__Requirements__: Examine each line of the data. Copy those that contain the string "JSON".

__Extracts from a graphics dataset__:
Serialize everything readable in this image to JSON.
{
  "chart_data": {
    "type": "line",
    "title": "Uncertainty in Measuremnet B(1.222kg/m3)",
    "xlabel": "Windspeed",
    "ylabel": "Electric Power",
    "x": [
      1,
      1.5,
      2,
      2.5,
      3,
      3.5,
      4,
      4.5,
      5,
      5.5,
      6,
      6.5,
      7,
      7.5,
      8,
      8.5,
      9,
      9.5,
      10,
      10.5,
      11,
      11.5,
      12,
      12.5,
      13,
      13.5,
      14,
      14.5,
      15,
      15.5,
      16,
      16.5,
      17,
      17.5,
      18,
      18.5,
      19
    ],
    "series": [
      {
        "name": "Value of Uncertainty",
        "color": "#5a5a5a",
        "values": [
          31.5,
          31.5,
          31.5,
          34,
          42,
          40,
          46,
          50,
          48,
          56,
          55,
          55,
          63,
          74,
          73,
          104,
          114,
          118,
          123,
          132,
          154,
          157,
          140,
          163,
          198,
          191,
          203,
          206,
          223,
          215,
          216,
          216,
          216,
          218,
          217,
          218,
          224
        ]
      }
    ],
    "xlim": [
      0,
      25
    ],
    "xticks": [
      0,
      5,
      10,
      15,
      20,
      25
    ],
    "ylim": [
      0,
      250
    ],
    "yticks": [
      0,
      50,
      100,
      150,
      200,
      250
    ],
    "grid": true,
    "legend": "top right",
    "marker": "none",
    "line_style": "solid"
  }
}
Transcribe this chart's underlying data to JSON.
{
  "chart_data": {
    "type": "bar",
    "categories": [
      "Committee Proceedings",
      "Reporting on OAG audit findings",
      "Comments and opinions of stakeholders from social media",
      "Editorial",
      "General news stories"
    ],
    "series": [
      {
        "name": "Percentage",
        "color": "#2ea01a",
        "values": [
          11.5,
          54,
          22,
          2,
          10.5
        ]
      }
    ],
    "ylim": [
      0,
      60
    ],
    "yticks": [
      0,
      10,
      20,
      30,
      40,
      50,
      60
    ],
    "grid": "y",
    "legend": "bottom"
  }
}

__The completed task__:
Serialize everything readable in this image to JSON.
Transcribe this chart's underlying data to JSON.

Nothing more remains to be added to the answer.